▸ STATED PROBLEM 1: In the passage about Justin Fields, how many yards was the touchdown run he made on Sunday?

▸ DOCUMENT PASSAGE:
It should not be possible for a quarterback to run toward the line of scrimmage, leave his feet for a pump fake, come back to the ground, and then outrace the defense for a 61-yard touchdown.

But that’s what Justin Fields did on Sunday and such plays are becoming a weekly occurrence.

What makes Fields special isn’t just what he’s doing, it’s that so often the defense appears to be in position to make a play and they don’t because he is too good. Perhaps most telling are the comments from opponents. 

Melvin Ingram has been around the block, he said Fields is special five times. Jaelan Phillips called him a monster, Mike McDaniel said Fields is “as dynamic with the ball in his hands as any player in the league really.”

Luke Getsy deserves credit for checking his ego and installing an offense that works for his quarterback. It’s fair to question why it took so long to do that, but that’s old history. The true challenge for Getsy will be coming up with a counter when opponents are able to adjust.

That said, the Bears offense is taking off because of the quarterback.

Did Poles Mess Up?

Imagine if this offense was paired with a top fifteen defense? It isn’t that crazy because that’s exactly what the Bears had prior to the trades of Robert Quinn and Roquan Smith.

When the Bears entered the season, the common thought was that the defense would be good, and the offense would be only as good as Justin Fields. That proved true through the first seven weeks as the team struggled to score points. The defense was still pretty good.

Now they have an offense that looks like an absolute machine, but they’re still not likely to win many more games simply because their defense cannot get a stop.

▸ EXTRACTED RECORDS:

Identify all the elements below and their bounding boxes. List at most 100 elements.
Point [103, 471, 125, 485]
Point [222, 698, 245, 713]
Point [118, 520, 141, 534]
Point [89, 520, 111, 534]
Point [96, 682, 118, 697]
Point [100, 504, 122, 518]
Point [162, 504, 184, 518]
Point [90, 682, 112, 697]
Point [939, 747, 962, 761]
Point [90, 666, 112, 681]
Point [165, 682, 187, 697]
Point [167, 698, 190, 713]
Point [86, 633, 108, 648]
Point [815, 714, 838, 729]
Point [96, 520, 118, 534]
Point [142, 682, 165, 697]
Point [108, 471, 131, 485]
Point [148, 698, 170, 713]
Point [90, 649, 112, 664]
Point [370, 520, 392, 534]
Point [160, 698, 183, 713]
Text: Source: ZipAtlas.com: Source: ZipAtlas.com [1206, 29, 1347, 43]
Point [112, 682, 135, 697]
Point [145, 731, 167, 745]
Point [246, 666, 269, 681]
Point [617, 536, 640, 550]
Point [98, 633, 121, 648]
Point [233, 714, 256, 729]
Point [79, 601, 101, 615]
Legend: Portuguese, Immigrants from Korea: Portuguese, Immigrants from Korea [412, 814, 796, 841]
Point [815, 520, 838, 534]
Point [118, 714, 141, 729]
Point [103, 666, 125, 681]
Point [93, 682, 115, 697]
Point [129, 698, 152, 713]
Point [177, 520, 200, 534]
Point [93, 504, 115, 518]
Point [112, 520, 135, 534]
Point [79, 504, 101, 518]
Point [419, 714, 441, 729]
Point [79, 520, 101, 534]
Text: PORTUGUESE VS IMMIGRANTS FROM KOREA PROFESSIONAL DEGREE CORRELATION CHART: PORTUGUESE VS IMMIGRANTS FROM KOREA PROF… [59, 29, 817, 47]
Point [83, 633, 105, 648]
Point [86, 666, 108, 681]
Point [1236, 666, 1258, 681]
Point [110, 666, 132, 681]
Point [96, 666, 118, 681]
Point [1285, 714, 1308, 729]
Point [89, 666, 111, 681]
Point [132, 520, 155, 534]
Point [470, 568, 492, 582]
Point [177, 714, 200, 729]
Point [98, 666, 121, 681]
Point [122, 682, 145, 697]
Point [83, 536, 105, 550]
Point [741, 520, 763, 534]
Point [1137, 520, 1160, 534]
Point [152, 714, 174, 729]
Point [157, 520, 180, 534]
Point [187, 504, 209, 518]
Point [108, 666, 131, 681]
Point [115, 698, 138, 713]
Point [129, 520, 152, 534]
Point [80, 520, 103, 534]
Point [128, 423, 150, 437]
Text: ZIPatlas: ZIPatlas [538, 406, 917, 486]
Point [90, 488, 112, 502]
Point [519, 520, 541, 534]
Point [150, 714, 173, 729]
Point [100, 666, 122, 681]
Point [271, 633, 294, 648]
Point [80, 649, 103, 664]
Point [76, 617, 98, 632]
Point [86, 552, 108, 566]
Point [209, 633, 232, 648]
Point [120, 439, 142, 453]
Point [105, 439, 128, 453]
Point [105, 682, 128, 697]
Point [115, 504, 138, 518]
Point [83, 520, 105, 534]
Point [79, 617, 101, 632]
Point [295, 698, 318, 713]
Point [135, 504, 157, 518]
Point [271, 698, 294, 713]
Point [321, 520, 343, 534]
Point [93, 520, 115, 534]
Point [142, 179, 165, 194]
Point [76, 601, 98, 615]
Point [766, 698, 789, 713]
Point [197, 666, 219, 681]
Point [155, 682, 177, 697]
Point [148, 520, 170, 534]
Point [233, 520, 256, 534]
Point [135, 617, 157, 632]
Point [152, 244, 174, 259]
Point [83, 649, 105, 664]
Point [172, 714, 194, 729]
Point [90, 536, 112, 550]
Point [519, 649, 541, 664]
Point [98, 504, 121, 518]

▸ STATED PROBLEM 2: Retype the records line for line, beginning at their first line and stopping after the line that contains "Point [83, 536, 105, 550]".

▸ FINAL RESULT 1: 61 yards.

▸ FINAL RESULT 2:
Identify all the elements below and their bounding boxes. List at most 100 elements.
Point [103, 471, 125, 485]
Point [222, 698, 245, 713]
Point [118, 520, 141, 534]
Point [89, 520, 111, 534]
Point [96, 682, 118, 697]
Point [100, 504, 122, 518]
Point [162, 504, 184, 518]
Point [90, 682, 112, 697]
Point [939, 747, 962, 761]
Point [90, 666, 112, 681]
Point [165, 682, 187, 697]
Point [167, 698, 190, 713]
Point [86, 633, 108, 648]
Point [815, 714, 838, 729]
Point [96, 520, 118, 534]
Point [142, 682, 165, 697]
Point [108, 471, 131, 485]
Point [148, 698, 170, 713]
Point [90, 649, 112, 664]
Point [370, 520, 392, 534]
Point [160, 698, 183, 713]
Text: Source: ZipAtlas.com: Source: ZipAtlas.com [1206, 29, 1347, 43]
Point [112, 682, 135, 697]
Point [145, 731, 167, 745]
Point [246, 666, 269, 681]
Point [617, 536, 640, 550]
Point [98, 633, 121, 648]
Point [233, 714, 256, 729]
Point [79, 601, 101, 615]
Legend: Portuguese, Immigrants from Korea: Portuguese, Immigrants from Korea [412, 814, 796, 841]
Point [815, 520, 838, 534]
Point [118, 714, 141, 729]
Point [103, 666, 125, 681]
Point [93, 682, 115, 697]
Point [129, 698, 152, 713]
Point [177, 520, 200, 534]
Point [93, 504, 115, 518]
Point [112, 520, 135, 534]
Point [79, 504, 101, 518]
Point [419, 714, 441, 729]
Point [79, 520, 101, 534]
Text: PORTUGUESE VS IMMIGRANTS FROM KOREA PROFESSIONAL DEGREE CORRELATION CHART: PORTUGUESE VS IMMIGRANTS FROM KOREA PROF… [59, 29, 817, 47]
Point [83, 633, 105, 648]
Point [86, 666, 108, 681]
Point [1236, 666, 1258, 681]
Point [110, 666, 132, 681]
Point [96, 666, 118, 681]
Point [1285, 714, 1308, 729]
Point [89, 666, 111, 681]
Point [132, 520, 155, 534]
Point [470, 568, 492, 582]
Point [177, 714, 200, 729]
Point [98, 666, 121, 681]
Point [122, 682, 145, 697]
Point [83, 536, 105, 550]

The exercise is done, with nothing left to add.